━━ Stored records

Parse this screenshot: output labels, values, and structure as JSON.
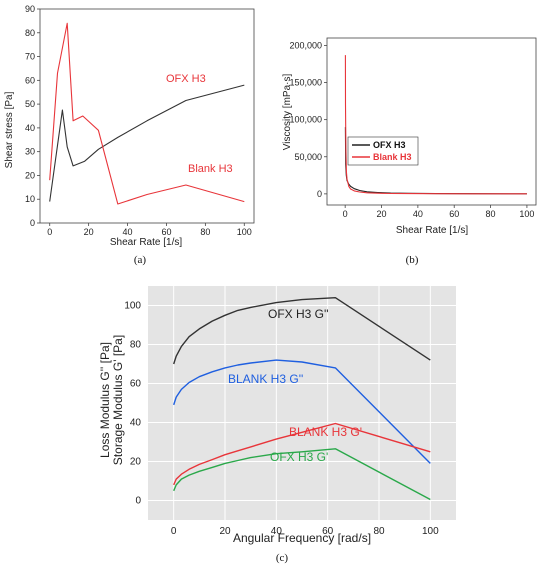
{
  "chart_data": [
    {
      "panel": "(a)",
      "type": "line",
      "xlabel": "Shear Rate [1/s]",
      "ylabel": "Shear stress [Pa]",
      "xlim": [
        -5,
        105
      ],
      "ylim": [
        0,
        90
      ],
      "xticks": [
        0,
        20,
        40,
        60,
        80,
        100
      ],
      "yticks": [
        0,
        10,
        20,
        30,
        40,
        50,
        60,
        70,
        80,
        90
      ],
      "series": [
        {
          "name": "OFX H3",
          "color": "#333333",
          "x": [
            0,
            6.5,
            9,
            12,
            18,
            25,
            35,
            50,
            70,
            100
          ],
          "y": [
            9,
            47.5,
            32,
            24,
            26,
            31,
            36,
            43,
            51.5,
            58
          ]
        },
        {
          "name": "Blank H3",
          "color": "#e8353a",
          "x": [
            0,
            4,
            9,
            12,
            17,
            25,
            35,
            50,
            70,
            100
          ],
          "y": [
            18,
            63,
            84,
            43,
            45,
            39,
            8,
            12,
            16,
            9
          ]
        }
      ],
      "annotations": [
        {
          "text": "OFX H3",
          "color": "#e8353a"
        },
        {
          "text": "Blank H3",
          "color": "#e8353a"
        }
      ]
    },
    {
      "panel": "(b)",
      "type": "line",
      "xlabel": "Shear Rate [1/s]",
      "ylabel": "Viscosity [mPa·s]",
      "xlim": [
        -10,
        105
      ],
      "ylim": [
        -15000,
        210000
      ],
      "xticks": [
        0,
        20,
        40,
        60,
        80,
        100
      ],
      "yticks": [
        0,
        50000,
        100000,
        150000,
        200000
      ],
      "ytick_labels": [
        "0",
        "50,000",
        "100,000",
        "150,000",
        "200,000"
      ],
      "legend": "center-left",
      "series": [
        {
          "name": "OFX H3",
          "color": "#222222",
          "x": [
            0.1,
            0.3,
            0.6,
            1,
            2,
            3,
            5,
            8,
            12,
            18,
            25,
            35,
            50,
            70,
            100
          ],
          "y": [
            90000,
            40000,
            25000,
            18000,
            13000,
            10000,
            7000,
            4500,
            2800,
            1800,
            1100,
            700,
            400,
            250,
            150
          ]
        },
        {
          "name": "Blank H3",
          "color": "#e8353a",
          "x": [
            0.1,
            0.2,
            0.4,
            0.7,
            1,
            2,
            3,
            5,
            8,
            12,
            18,
            25,
            35,
            50,
            70,
            100
          ],
          "y": [
            187000,
            120000,
            60000,
            30000,
            20000,
            10000,
            6500,
            4000,
            2500,
            1500,
            900,
            500,
            300,
            200,
            120,
            80
          ]
        }
      ]
    },
    {
      "panel": "(c)",
      "type": "line",
      "xlabel": "Angular Frequency [rad/s]",
      "ylabel": "Loss Modulus G'' [Pa]",
      "ylabel2": "Storage Modulus G' [Pa]",
      "xlim": [
        -10,
        110
      ],
      "ylim": [
        -10,
        110
      ],
      "xticks": [
        0,
        20,
        40,
        60,
        80,
        100
      ],
      "yticks": [
        0,
        20,
        40,
        60,
        80,
        100
      ],
      "series": [
        {
          "name": "OFX H3 G''",
          "color": "#333333",
          "x": [
            0,
            1,
            3,
            6,
            10,
            15,
            20,
            25,
            30,
            40,
            50,
            63,
            100
          ],
          "y": [
            70,
            74,
            79,
            84,
            88,
            92,
            95,
            97.5,
            99,
            101.5,
            103,
            104,
            72
          ]
        },
        {
          "name": "BLANK H3 G''",
          "color": "#1f5fe0",
          "x": [
            0,
            1,
            3,
            6,
            10,
            15,
            20,
            25,
            30,
            40,
            50,
            63,
            100
          ],
          "y": [
            49,
            53,
            57,
            60.5,
            63.5,
            66,
            68,
            69.5,
            70.5,
            72,
            71,
            68,
            19
          ]
        },
        {
          "name": "BLANK H3 G'",
          "color": "#e8353a",
          "x": [
            0,
            1,
            3,
            6,
            10,
            15,
            20,
            25,
            30,
            40,
            50,
            63,
            100
          ],
          "y": [
            8,
            11,
            13.5,
            16,
            18.5,
            21,
            23.5,
            25.5,
            27.5,
            31.5,
            35,
            39.5,
            25
          ]
        },
        {
          "name": "OFX H3 G'",
          "color": "#2aa84a",
          "x": [
            0,
            1,
            3,
            6,
            10,
            15,
            20,
            25,
            30,
            40,
            50,
            63,
            100
          ],
          "y": [
            5,
            8,
            11,
            13,
            15,
            17,
            19,
            20.5,
            22,
            24,
            25,
            26.5,
            0.5
          ]
        }
      ],
      "annotations": [
        {
          "text": "OFX H3 G''",
          "color": "#222222"
        },
        {
          "text": "BLANK H3 G''",
          "color": "#1f5fe0"
        },
        {
          "text": "BLANK H3 G'",
          "color": "#e8353a"
        },
        {
          "text": "OFX H3 G'",
          "color": "#2aa84a"
        }
      ]
    }
  ]
}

━━━━

» **Directive**:
Without the pictures, return all the records precisely as they stand.

» **Right answer**:
Parse this screenshot: output labels, values, and structure as JSON.
{
  "chart_data": [
    {
      "panel": "(a)",
      "type": "line",
      "xlabel": "Shear Rate [1/s]",
      "ylabel": "Shear stress [Pa]",
      "xlim": [
        -5,
        105
      ],
      "ylim": [
        0,
        90
      ],
      "xticks": [
        0,
        20,
        40,
        60,
        80,
        100
      ],
      "yticks": [
        0,
        10,
        20,
        30,
        40,
        50,
        60,
        70,
        80,
        90
      ],
      "series": [
        {
          "name": "OFX H3",
          "color": "#333333",
          "x": [
            0,
            6.5,
            9,
            12,
            18,
            25,
            35,
            50,
            70,
            100
          ],
          "y": [
            9,
            47.5,
            32,
            24,
            26,
            31,
            36,
            43,
            51.5,
            58
          ]
        },
        {
          "name": "Blank H3",
          "color": "#e8353a",
          "x": [
            0,
            4,
            9,
            12,
            17,
            25,
            35,
            50,
            70,
            100
          ],
          "y": [
            18,
            63,
            84,
            43,
            45,
            39,
            8,
            12,
            16,
            9
          ]
        }
      ],
      "annotations": [
        {
          "text": "OFX H3",
          "color": "#e8353a"
        },
        {
          "text": "Blank H3",
          "color": "#e8353a"
        }
      ]
    },
    {
      "panel": "(b)",
      "type": "line",
      "xlabel": "Shear Rate [1/s]",
      "ylabel": "Viscosity [mPa·s]",
      "xlim": [
        -10,
        105
      ],
      "ylim": [
        -15000,
        210000
      ],
      "xticks": [
        0,
        20,
        40,
        60,
        80,
        100
      ],
      "yticks": [
        0,
        50000,
        100000,
        150000,
        200000
      ],
      "ytick_labels": [
        "0",
        "50,000",
        "100,000",
        "150,000",
        "200,000"
      ],
      "legend": "center-left",
      "series": [
        {
          "name": "OFX H3",
          "color": "#222222",
          "x": [
            0.1,
            0.3,
            0.6,
            1,
            2,
            3,
            5,
            8,
            12,
            18,
            25,
            35,
            50,
            70,
            100
          ],
          "y": [
            90000,
            40000,
            25000,
            18000,
            13000,
            10000,
            7000,
            4500,
            2800,
            1800,
            1100,
            700,
            400,
            250,
            150
          ]
        },
        {
          "name": "Blank H3",
          "color": "#e8353a",
          "x": [
            0.1,
            0.2,
            0.4,
            0.7,
            1,
            2,
            3,
            5,
            8,
            12,
            18,
            25,
            35,
            50,
            70,
            100
          ],
          "y": [
            187000,
            120000,
            60000,
            30000,
            20000,
            10000,
            6500,
            4000,
            2500,
            1500,
            900,
            500,
            300,
            200,
            120,
            80
          ]
        }
      ]
    },
    {
      "panel": "(c)",
      "type": "line",
      "xlabel": "Angular Frequency [rad/s]",
      "ylabel": "Loss Modulus G'' [Pa]",
      "ylabel2": "Storage Modulus G' [Pa]",
      "xlim": [
        -10,
        110
      ],
      "ylim": [
        -10,
        110
      ],
      "xticks": [
        0,
        20,
        40,
        60,
        80,
        100
      ],
      "yticks": [
        0,
        20,
        40,
        60,
        80,
        100
      ],
      "series": [
        {
          "name": "OFX H3 G''",
          "color": "#333333",
          "x": [
            0,
            1,
            3,
            6,
            10,
            15,
            20,
            25,
            30,
            40,
            50,
            63,
            100
          ],
          "y": [
            70,
            74,
            79,
            84,
            88,
            92,
            95,
            97.5,
            99,
            101.5,
            103,
            104,
            72
          ]
        },
        {
          "name": "BLANK H3 G''",
          "color": "#1f5fe0",
          "x": [
            0,
            1,
            3,
            6,
            10,
            15,
            20,
            25,
            30,
            40,
            50,
            63,
            100
          ],
          "y": [
            49,
            53,
            57,
            60.5,
            63.5,
            66,
            68,
            69.5,
            70.5,
            72,
            71,
            68,
            19
          ]
        },
        {
          "name": "BLANK H3 G'",
          "color": "#e8353a",
          "x": [
            0,
            1,
            3,
            6,
            10,
            15,
            20,
            25,
            30,
            40,
            50,
            63,
            100
          ],
          "y": [
            8,
            11,
            13.5,
            16,
            18.5,
            21,
            23.5,
            25.5,
            27.5,
            31.5,
            35,
            39.5,
            25
          ]
        },
        {
          "name": "OFX H3 G'",
          "color": "#2aa84a",
          "x": [
            0,
            1,
            3,
            6,
            10,
            15,
            20,
            25,
            30,
            40,
            50,
            63,
            100
          ],
          "y": [
            5,
            8,
            11,
            13,
            15,
            17,
            19,
            20.5,
            22,
            24,
            25,
            26.5,
            0.5
          ]
        }
      ],
      "annotations": [
        {
          "text": "OFX H3 G''",
          "color": "#222222"
        },
        {
          "text": "BLANK H3 G''",
          "color": "#1f5fe0"
        },
        {
          "text": "BLANK H3 G'",
          "color": "#e8353a"
        },
        {
          "text": "OFX H3 G'",
          "color": "#2aa84a"
        }
      ]
    }
  ]
}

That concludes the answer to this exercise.